(Records from a data source)
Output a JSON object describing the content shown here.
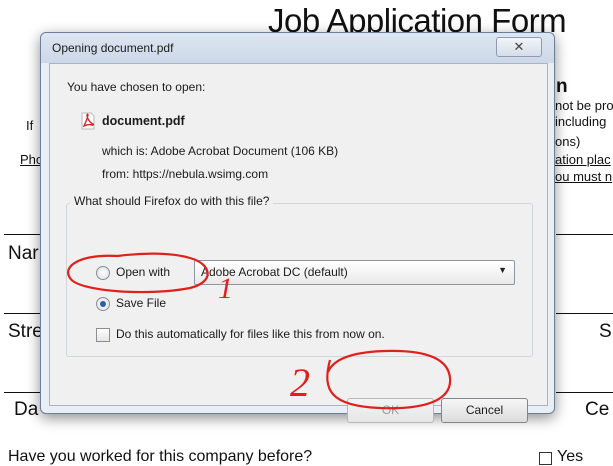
{
  "document": {
    "title": "Job Application Form",
    "right_fragments": {
      "line1": "n",
      "line2": "not be pro",
      "line3": "including",
      "line4": "ons)",
      "line5": "ation plac",
      "line6": "ou must n"
    },
    "left_fragments": {
      "if": "If",
      "pho": "Pho",
      "nar": "Nar",
      "stre": "Stre",
      "da": "Da"
    },
    "right_labels": {
      "s": "S",
      "ce": "Ce"
    },
    "bottom_question": "Have you worked for this company before?",
    "bottom_yes": "Yes"
  },
  "dialog": {
    "title": "Opening document.pdf",
    "close_symbol": "✕",
    "intro": "You have chosen to open:",
    "file_icon": "pdf-file-icon",
    "filename": "document.pdf",
    "which_is": "which is:  Adobe Acrobat Document (106 KB)",
    "from": "from:  https://nebula.wsimg.com",
    "question": "What should Firefox do with this file?",
    "open_with_label": "Open with",
    "open_with_app": "Adobe Acrobat DC  (default)",
    "save_file_label": "Save File",
    "save_file_selected": true,
    "auto_label": "Do this automatically for files like this from now on.",
    "auto_checked": false,
    "ok_label": "OK",
    "ok_enabled": false,
    "cancel_label": "Cancel"
  },
  "annotations": {
    "mark_1": "1",
    "mark_2": "2",
    "color": "#e0201b"
  }
}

● WORK TO COMPLETE
Transcribe all of the entries word for word, but skip any pictures they contain.

● WRITTEN RESPONSE
Output a JSON object describing the content shown here.
{
  "document": {
    "title": "Job Application Form",
    "right_fragments": {
      "line1": "n",
      "line2": "not be pro",
      "line3": "including",
      "line4": "ons)",
      "line5": "ation plac",
      "line6": "ou must n"
    },
    "left_fragments": {
      "if": "If",
      "pho": "Pho",
      "nar": "Nar",
      "stre": "Stre",
      "da": "Da"
    },
    "right_labels": {
      "s": "S",
      "ce": "Ce"
    },
    "bottom_question": "Have you worked for this company before?",
    "bottom_yes": "Yes"
  },
  "dialog": {
    "title": "Opening document.pdf",
    "close_symbol": "✕",
    "intro": "You have chosen to open:",
    "file_icon": "pdf-file-icon",
    "filename": "document.pdf",
    "which_is": "which is:  Adobe Acrobat Document (106 KB)",
    "from": "from:  https://nebula.wsimg.com",
    "question": "What should Firefox do with this file?",
    "open_with_label": "Open with",
    "open_with_app": "Adobe Acrobat DC  (default)",
    "save_file_label": "Save File",
    "save_file_selected": true,
    "auto_label": "Do this automatically for files like this from now on.",
    "auto_checked": false,
    "ok_label": "OK",
    "ok_enabled": false,
    "cancel_label": "Cancel"
  },
  "annotations": {
    "mark_1": "1",
    "mark_2": "2",
    "color": "#e0201b"
  }
}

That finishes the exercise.